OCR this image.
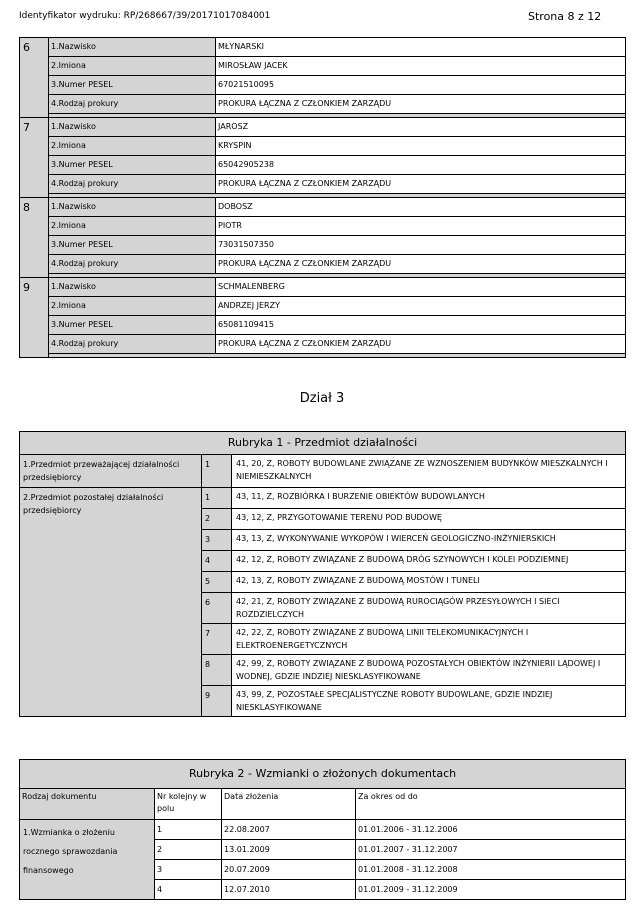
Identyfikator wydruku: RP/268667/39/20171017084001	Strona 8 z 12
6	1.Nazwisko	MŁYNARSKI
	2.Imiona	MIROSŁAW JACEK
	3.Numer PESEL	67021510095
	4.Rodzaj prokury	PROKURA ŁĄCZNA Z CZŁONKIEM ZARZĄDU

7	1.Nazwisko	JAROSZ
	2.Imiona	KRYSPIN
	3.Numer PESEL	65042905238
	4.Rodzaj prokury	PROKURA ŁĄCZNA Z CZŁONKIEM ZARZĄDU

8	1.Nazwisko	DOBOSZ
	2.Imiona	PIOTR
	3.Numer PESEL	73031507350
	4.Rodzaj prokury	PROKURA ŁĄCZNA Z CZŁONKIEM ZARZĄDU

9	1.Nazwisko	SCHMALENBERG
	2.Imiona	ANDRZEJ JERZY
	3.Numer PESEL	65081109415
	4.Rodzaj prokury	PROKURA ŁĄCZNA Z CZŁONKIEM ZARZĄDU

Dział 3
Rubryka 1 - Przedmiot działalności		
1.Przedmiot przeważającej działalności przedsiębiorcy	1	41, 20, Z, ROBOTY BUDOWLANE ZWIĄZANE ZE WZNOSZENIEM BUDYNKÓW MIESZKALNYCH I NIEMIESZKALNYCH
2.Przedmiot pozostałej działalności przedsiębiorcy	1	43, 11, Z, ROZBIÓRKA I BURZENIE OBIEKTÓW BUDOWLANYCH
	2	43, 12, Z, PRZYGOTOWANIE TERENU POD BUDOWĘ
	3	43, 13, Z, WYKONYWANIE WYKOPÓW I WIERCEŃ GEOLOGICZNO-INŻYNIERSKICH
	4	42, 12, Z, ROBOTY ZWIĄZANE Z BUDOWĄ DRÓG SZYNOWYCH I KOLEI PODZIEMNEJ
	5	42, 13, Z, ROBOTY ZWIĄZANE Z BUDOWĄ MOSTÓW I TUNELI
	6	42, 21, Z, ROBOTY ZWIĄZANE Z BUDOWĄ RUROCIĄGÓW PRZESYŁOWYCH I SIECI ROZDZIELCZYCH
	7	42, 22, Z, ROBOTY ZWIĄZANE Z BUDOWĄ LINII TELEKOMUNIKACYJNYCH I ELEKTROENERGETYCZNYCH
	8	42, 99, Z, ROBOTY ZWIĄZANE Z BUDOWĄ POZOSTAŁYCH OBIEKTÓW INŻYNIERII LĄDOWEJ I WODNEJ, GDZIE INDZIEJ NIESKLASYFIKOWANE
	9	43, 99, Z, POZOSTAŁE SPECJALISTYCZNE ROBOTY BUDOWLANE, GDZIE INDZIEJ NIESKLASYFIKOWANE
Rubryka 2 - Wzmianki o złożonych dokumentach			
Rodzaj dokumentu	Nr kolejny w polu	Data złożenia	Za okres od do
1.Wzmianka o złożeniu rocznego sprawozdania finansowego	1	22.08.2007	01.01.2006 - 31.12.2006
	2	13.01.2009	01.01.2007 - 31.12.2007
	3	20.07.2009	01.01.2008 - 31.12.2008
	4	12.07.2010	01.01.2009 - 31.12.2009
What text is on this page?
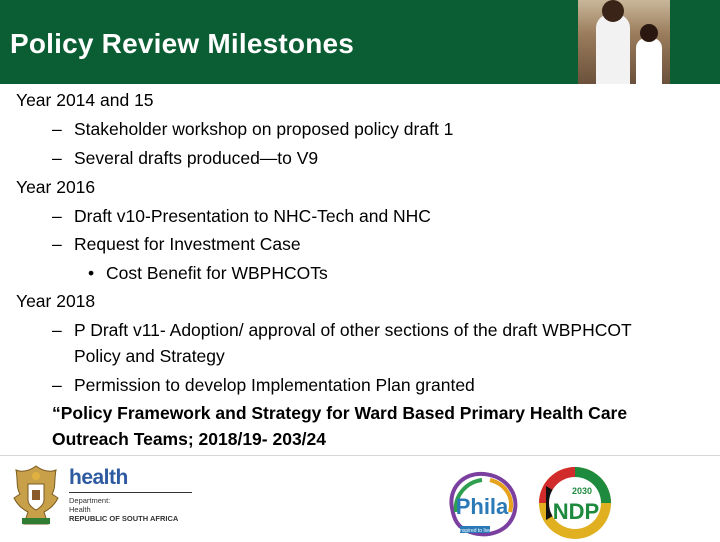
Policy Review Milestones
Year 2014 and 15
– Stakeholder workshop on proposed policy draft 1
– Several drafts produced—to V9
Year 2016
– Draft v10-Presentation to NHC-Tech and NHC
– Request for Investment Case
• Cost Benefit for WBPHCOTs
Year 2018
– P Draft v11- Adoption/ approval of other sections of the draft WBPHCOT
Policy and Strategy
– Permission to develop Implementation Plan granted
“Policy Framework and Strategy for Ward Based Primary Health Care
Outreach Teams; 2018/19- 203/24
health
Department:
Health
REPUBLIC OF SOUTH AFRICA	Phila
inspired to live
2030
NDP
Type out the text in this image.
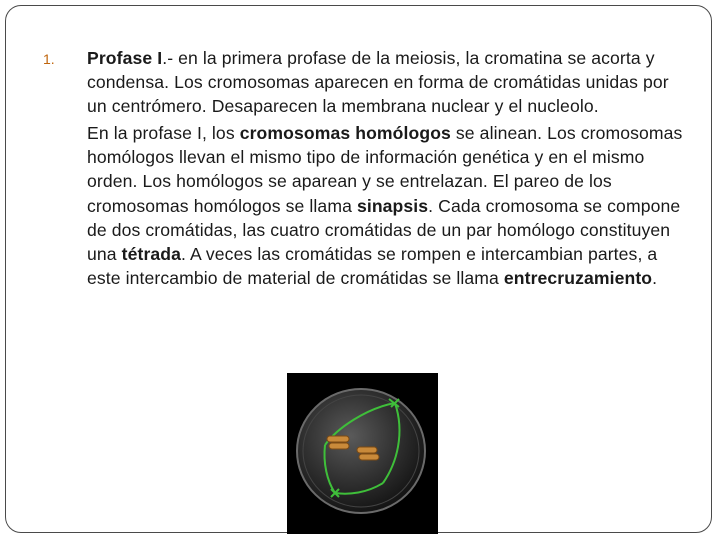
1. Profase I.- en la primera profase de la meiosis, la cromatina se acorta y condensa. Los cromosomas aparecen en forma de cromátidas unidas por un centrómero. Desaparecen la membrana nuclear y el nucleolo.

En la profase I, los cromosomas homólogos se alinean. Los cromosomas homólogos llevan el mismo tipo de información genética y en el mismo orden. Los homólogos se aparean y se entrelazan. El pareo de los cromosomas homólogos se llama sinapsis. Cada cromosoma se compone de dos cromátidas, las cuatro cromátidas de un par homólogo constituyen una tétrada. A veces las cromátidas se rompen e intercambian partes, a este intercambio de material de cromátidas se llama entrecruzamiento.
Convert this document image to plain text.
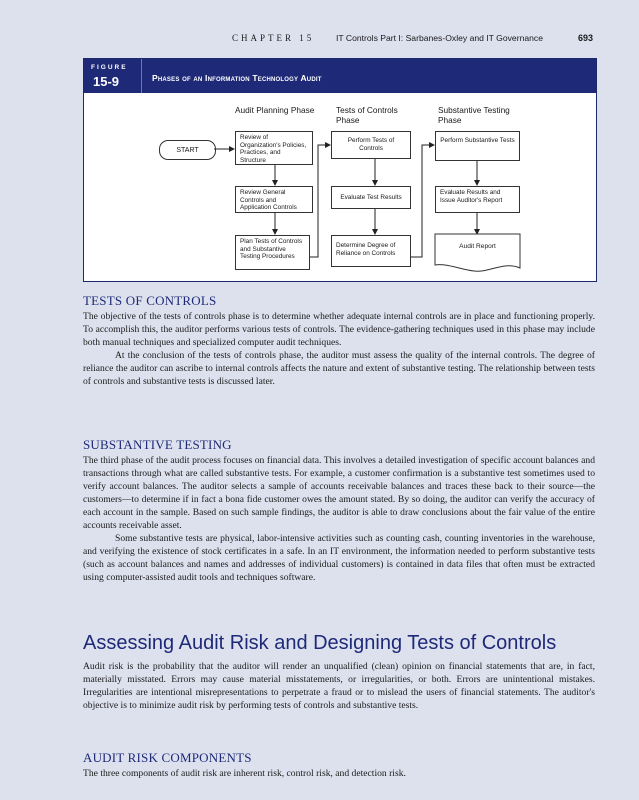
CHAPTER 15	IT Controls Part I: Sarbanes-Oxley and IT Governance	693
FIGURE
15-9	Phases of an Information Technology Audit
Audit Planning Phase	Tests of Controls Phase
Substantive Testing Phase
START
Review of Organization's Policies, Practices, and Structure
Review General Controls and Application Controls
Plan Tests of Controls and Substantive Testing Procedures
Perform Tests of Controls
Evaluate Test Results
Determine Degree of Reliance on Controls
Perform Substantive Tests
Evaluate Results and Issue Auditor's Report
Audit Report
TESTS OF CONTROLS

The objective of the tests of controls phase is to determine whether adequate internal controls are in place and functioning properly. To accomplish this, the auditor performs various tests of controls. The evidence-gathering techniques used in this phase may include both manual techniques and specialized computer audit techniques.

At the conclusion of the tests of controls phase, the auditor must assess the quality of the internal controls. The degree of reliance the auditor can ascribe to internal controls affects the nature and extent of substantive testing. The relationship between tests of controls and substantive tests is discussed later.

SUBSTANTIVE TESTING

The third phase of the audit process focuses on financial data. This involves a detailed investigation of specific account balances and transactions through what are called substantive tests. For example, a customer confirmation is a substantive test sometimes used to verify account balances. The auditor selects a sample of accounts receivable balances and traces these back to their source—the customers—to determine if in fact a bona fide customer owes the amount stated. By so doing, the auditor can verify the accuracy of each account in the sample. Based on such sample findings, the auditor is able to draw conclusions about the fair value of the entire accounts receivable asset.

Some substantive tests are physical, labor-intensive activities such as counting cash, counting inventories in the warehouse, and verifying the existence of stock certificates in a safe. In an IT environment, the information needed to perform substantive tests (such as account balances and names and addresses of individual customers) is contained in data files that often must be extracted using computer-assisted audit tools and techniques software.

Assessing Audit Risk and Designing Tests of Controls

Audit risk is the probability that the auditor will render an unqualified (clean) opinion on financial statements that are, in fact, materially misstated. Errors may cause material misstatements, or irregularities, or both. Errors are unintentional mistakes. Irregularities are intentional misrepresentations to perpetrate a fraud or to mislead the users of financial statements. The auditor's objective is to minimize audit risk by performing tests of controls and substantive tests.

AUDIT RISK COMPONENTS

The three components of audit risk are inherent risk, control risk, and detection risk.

:: TASK TO CARRY OUT ::
What is the number of lines in the listing that contain the string "Przedmiot"? Reply with that number alone.

:: RESULT BELOW ::
3